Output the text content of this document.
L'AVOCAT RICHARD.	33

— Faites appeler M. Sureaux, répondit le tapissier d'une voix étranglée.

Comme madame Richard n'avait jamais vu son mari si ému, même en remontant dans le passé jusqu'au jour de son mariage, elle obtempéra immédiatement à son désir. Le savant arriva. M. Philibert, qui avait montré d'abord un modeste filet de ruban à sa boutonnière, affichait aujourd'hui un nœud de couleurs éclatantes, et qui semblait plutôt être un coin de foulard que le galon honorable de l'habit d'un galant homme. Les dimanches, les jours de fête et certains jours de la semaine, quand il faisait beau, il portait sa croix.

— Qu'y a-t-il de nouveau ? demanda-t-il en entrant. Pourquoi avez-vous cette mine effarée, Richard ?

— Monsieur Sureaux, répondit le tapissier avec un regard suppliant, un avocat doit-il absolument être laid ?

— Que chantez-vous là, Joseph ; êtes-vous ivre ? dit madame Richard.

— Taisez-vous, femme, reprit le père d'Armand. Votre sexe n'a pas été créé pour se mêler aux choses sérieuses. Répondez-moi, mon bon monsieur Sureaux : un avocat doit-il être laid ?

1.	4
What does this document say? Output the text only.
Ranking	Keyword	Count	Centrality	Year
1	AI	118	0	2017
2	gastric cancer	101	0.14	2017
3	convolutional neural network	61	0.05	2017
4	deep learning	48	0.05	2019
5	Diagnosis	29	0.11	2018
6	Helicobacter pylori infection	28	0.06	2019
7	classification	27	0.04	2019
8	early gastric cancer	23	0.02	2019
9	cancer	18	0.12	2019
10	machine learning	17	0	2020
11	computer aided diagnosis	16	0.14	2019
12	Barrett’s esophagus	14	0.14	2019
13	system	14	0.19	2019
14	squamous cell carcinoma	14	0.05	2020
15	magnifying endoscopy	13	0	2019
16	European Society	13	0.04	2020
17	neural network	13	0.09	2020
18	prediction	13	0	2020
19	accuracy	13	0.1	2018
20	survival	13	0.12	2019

^^^^

• _Your instructions_
Give the number of lines in the records that contain the string "vous", and nothing besides.

• _Answer in full_
3